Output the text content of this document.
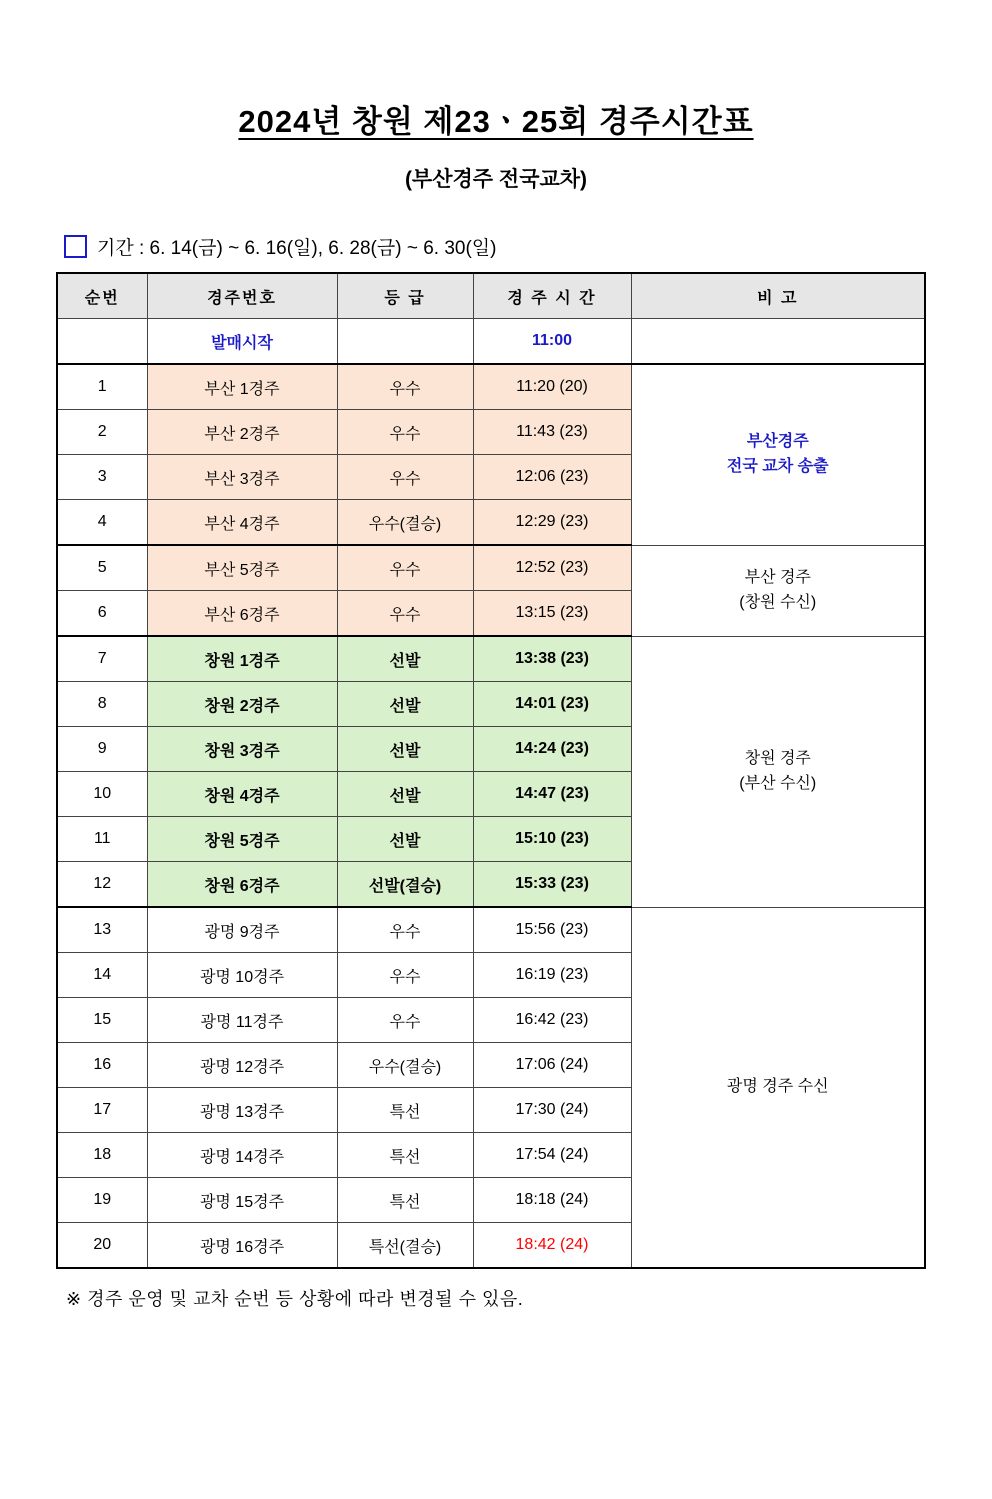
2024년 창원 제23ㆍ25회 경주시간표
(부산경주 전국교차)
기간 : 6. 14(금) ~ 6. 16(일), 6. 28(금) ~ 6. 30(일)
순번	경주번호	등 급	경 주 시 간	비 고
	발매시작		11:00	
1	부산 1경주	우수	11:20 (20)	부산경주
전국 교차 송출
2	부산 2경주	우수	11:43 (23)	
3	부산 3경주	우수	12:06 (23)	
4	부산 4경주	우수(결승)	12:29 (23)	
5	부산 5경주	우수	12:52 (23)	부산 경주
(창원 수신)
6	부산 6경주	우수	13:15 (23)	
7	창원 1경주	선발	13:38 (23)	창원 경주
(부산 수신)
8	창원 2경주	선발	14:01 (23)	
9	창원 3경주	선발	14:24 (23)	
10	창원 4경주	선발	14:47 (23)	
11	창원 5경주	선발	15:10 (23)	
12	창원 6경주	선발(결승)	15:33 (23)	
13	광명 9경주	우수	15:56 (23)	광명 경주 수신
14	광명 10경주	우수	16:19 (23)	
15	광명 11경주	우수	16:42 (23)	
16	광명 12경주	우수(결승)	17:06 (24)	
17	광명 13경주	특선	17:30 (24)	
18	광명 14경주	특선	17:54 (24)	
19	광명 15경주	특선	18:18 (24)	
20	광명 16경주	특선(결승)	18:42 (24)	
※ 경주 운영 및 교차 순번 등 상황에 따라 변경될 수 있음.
• • • •
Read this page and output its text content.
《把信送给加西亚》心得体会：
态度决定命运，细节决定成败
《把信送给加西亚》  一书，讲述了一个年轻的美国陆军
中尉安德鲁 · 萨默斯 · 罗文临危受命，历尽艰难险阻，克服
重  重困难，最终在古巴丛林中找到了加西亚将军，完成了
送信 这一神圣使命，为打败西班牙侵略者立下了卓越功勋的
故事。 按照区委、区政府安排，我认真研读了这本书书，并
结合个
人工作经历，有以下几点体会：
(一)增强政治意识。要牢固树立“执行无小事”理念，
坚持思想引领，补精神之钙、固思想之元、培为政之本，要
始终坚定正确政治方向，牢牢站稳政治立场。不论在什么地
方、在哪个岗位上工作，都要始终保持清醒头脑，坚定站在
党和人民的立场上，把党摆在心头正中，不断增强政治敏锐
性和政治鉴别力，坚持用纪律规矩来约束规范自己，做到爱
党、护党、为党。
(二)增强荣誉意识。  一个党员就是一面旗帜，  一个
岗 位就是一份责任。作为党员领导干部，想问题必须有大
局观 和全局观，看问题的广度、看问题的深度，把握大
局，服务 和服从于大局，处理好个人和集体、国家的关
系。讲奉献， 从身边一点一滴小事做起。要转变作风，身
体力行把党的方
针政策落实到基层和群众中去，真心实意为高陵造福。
• • • •
▶ [EXERCISE GOAL]
Keep only those lines of the records that hold "this", and return them.

▶ [EXERCISE ANSWER]
Output the text content of this document.
Read this page and output its text content.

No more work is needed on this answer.